== Directions ==
Write out the material again exactly, please, and omit the pictures.

-- start Dataset entries --

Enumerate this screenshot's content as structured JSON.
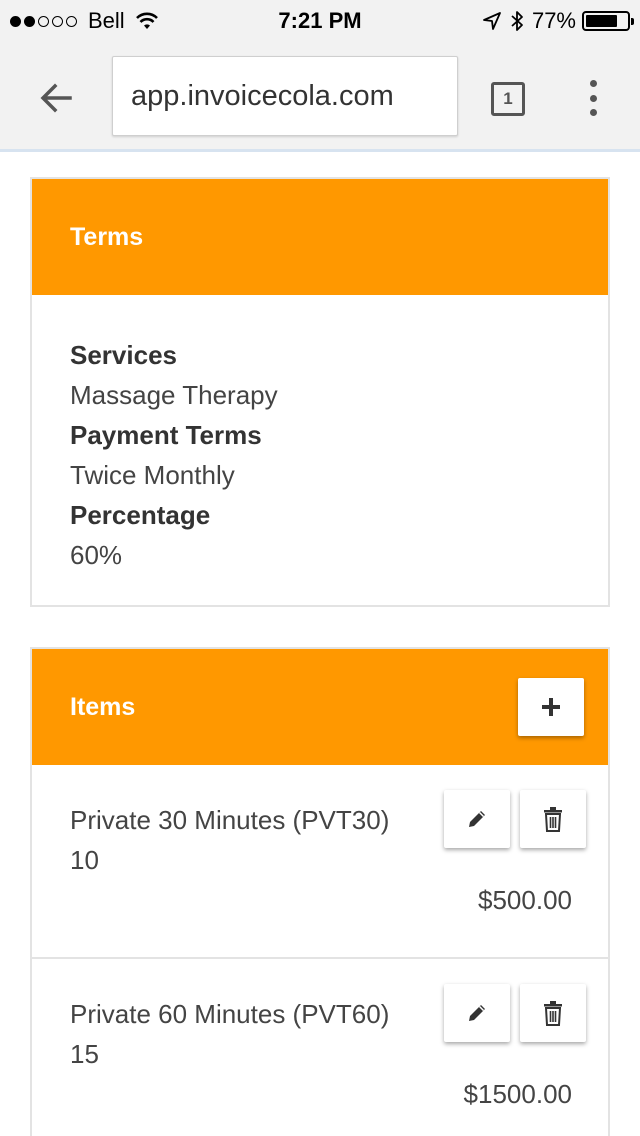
{
  "status_bar": {
    "carrier": "Bell",
    "time": "7:21 PM",
    "battery": "77%",
    "battery_level": 0.77
  },
  "browser": {
    "url": "app.invoicecola.com",
    "tab_count": "1"
  },
  "terms": {
    "title": "Terms",
    "services_label": "Services",
    "services_value": "Massage Therapy",
    "payment_terms_label": "Payment Terms",
    "payment_terms_value": "Twice Monthly",
    "percentage_label": "Percentage",
    "percentage_value": "60%"
  },
  "items": {
    "title": "Items",
    "list": [
      {
        "name": "Private 30 Minutes (PVT30)",
        "quantity": "10",
        "price": "$500.00"
      },
      {
        "name": "Private 60 Minutes (PVT60)",
        "quantity": "15",
        "price": "$1500.00"
      }
    ]
  },
  "colors": {
    "accent": "#ff9800"
  }
}
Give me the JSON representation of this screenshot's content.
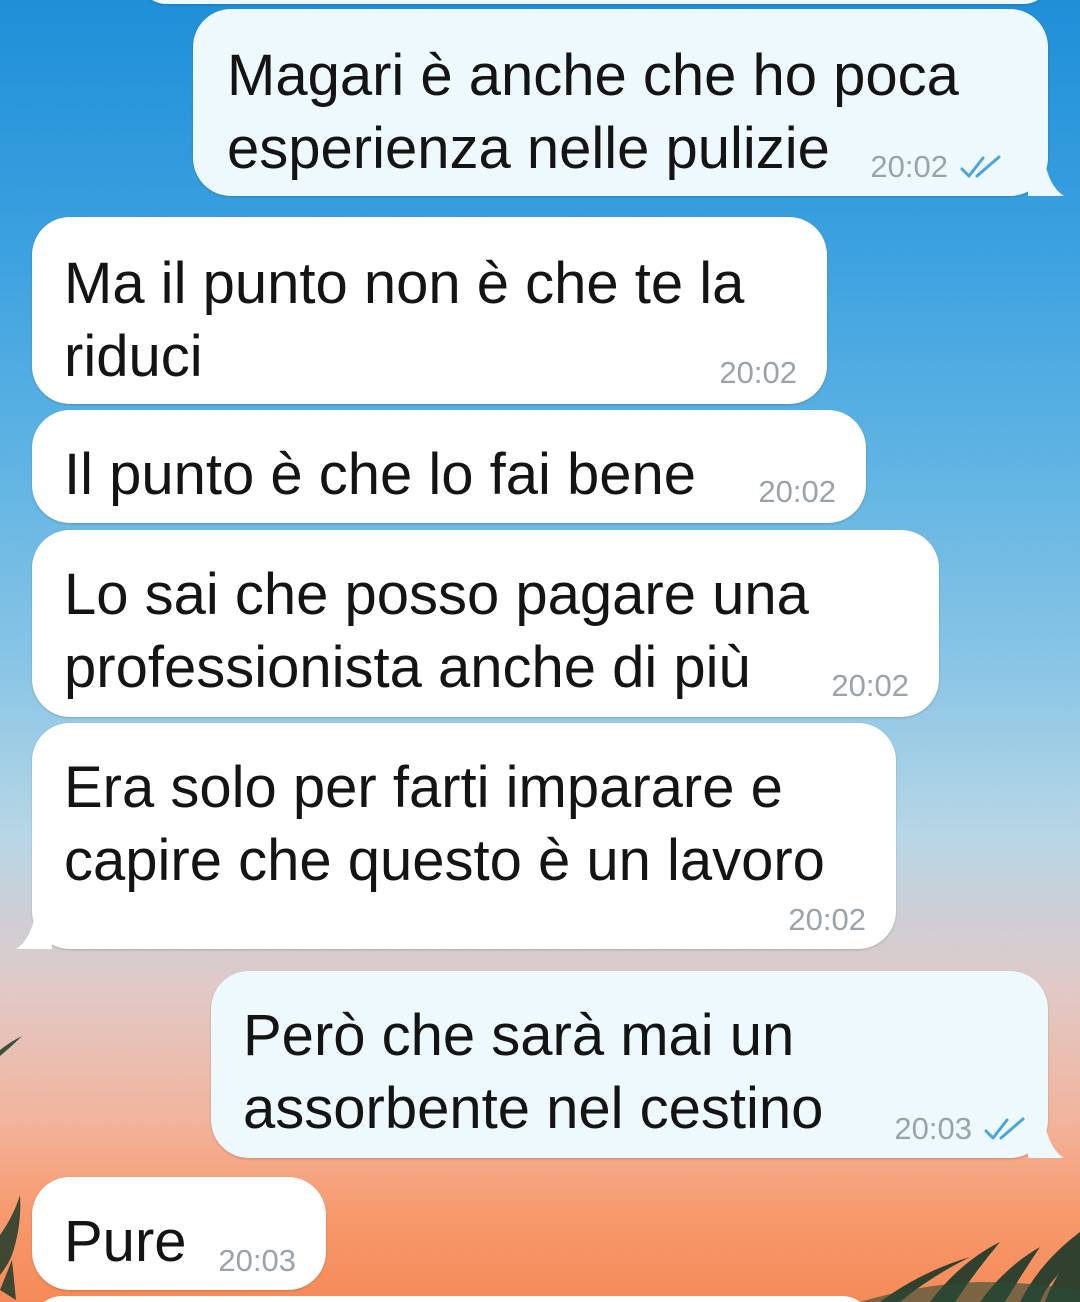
{
  "chat": {
    "messages": [
      {
        "direction": "out",
        "text": "Magari è anche che ho poca esperienza nelle pulizie",
        "time": "20:02",
        "status": "read-double-tick"
      },
      {
        "direction": "in",
        "text": "Ma il punto non è che te la riduci",
        "time": "20:02"
      },
      {
        "direction": "in",
        "text": "Il punto è che lo fai bene",
        "time": "20:02"
      },
      {
        "direction": "in",
        "text": "Lo sai che posso pagare una professionista anche di più",
        "time": "20:02"
      },
      {
        "direction": "in",
        "text": "Era solo per farti imparare e capire che questo è un lavoro",
        "time": "20:02"
      },
      {
        "direction": "out",
        "text": "Però che sarà mai un assorbente nel cestino",
        "time": "20:03",
        "status": "read-double-tick"
      },
      {
        "direction": "in",
        "text": "Pure",
        "time": "20:03"
      }
    ]
  },
  "colors": {
    "incoming_bubble": "#ffffff",
    "outgoing_bubble": "#eef9fd",
    "read_ticks": "#4aa6d8",
    "timestamp": "#9aa3aa"
  }
}
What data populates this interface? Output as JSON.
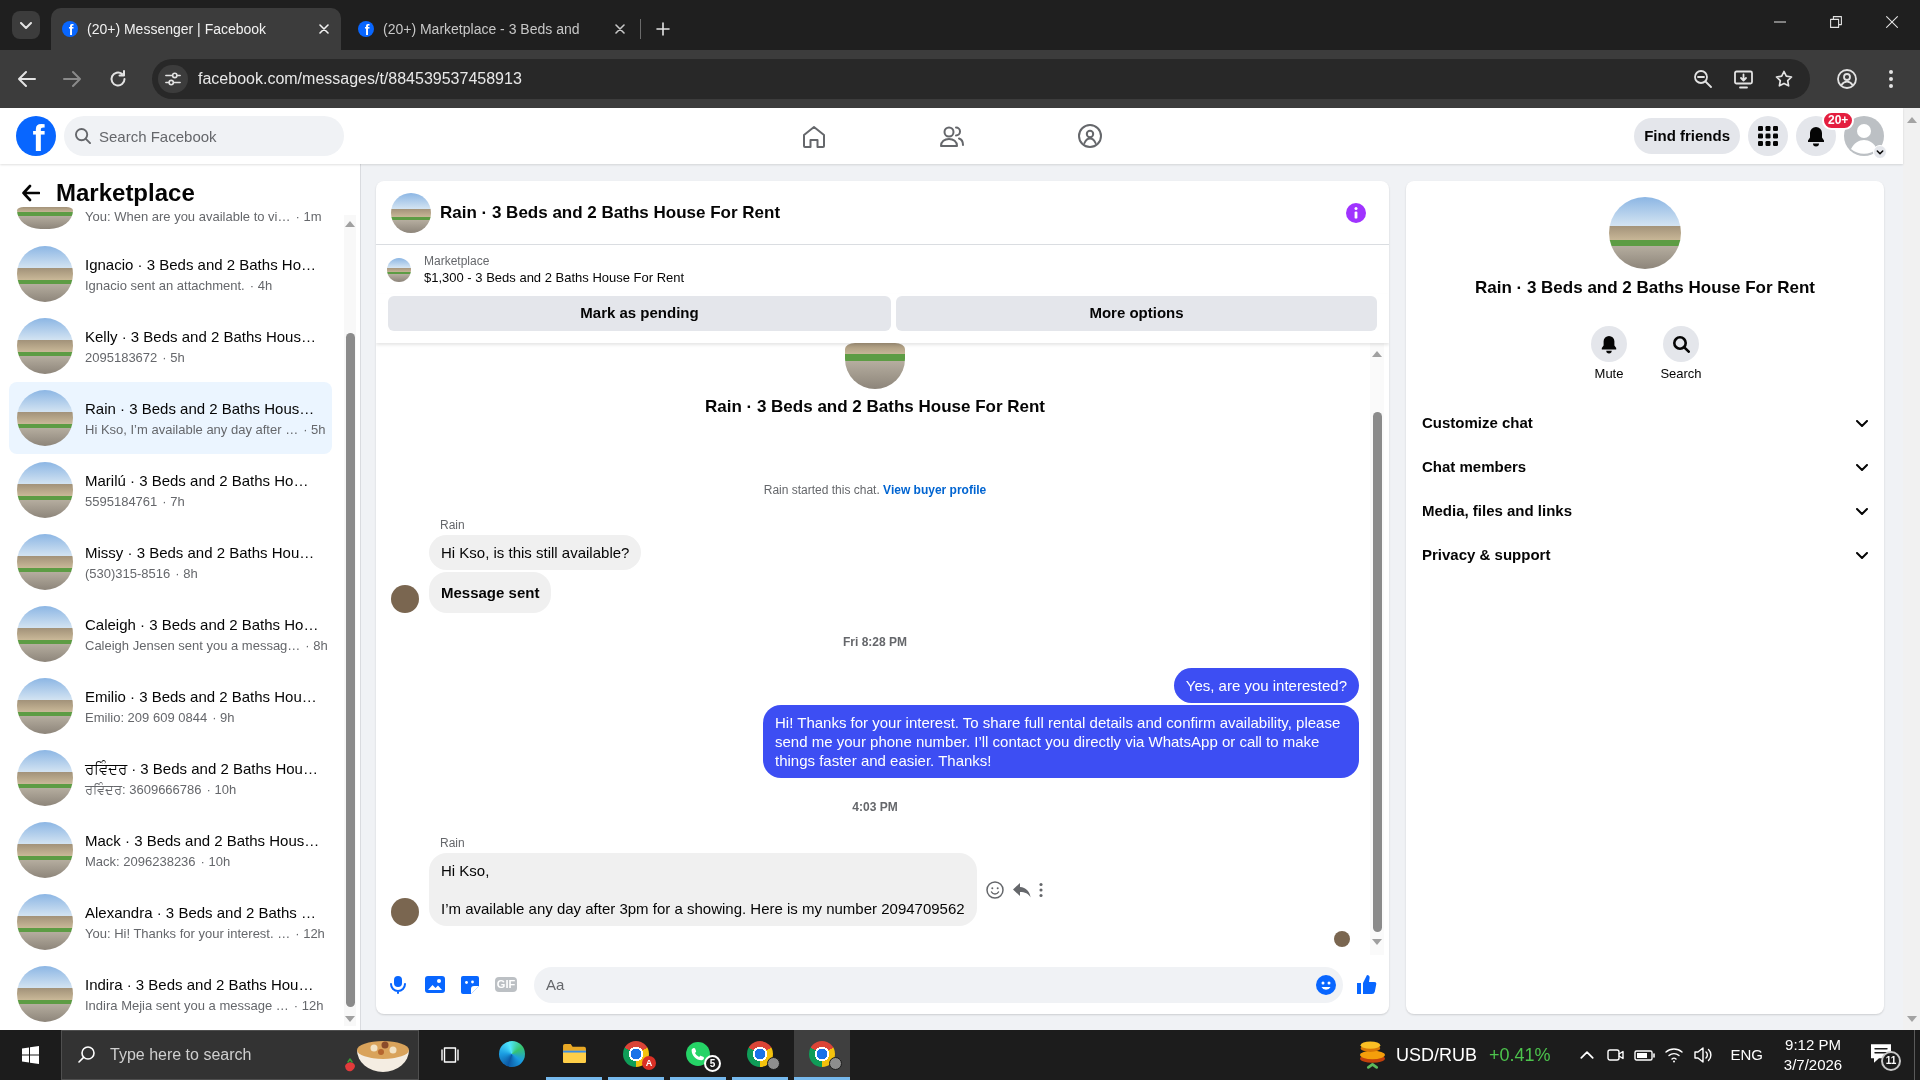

-- end Dataset entries --

== Result for this exercise ==
Enumerate this screenshot's content as structured JSON.
{
  "status_bar": {
    "carrier": "Bell",
    "time": "7:21 PM",
    "battery": "77%",
    "battery_level": 0.77
  },
  "browser": {
    "url": "app.invoicecola.com",
    "tab_count": "1"
  },
  "terms": {
    "title": "Terms",
    "services_label": "Services",
    "services_value": "Massage Therapy",
    "payment_terms_label": "Payment Terms",
    "payment_terms_value": "Twice Monthly",
    "percentage_label": "Percentage",
    "percentage_value": "60%"
  },
  "items": {
    "title": "Items",
    "list": [
      {
        "name": "Private 30 Minutes (PVT30)",
        "quantity": "10",
        "price": "$500.00"
      },
      {
        "name": "Private 60 Minutes (PVT60)",
        "quantity": "15",
        "price": "$1500.00"
      }
    ]
  },
  "colors": {
    "accent": "#ff9800"
  }
}
Give me the JSON representation of this screenshot's content.
{
  "chat": {
    "messages": [
      {
        "direction": "out",
        "text": "Magari è anche che ho poca esperienza nelle pulizie",
        "time": "20:02",
        "status": "read-double-tick"
      },
      {
        "direction": "in",
        "text": "Ma il punto non è che te la riduci",
        "time": "20:02"
      },
      {
        "direction": "in",
        "text": "Il punto è che lo fai bene",
        "time": "20:02"
      },
      {
        "direction": "in",
        "text": "Lo sai che posso pagare una professionista anche di più",
        "time": "20:02"
      },
      {
        "direction": "in",
        "text": "Era solo per farti imparare e capire che questo è un lavoro",
        "time": "20:02"
      },
      {
        "direction": "out",
        "text": "Però che sarà mai un assorbente nel cestino",
        "time": "20:03",
        "status": "read-double-tick"
      },
      {
        "direction": "in",
        "text": "Pure",
        "time": "20:03"
      }
    ]
  },
  "colors": {
    "incoming_bubble": "#ffffff",
    "outgoing_bubble": "#eef9fd",
    "read_ticks": "#4aa6d8",
    "timestamp": "#9aa3aa"
  }
}
What data populates this interface? Output as JSON.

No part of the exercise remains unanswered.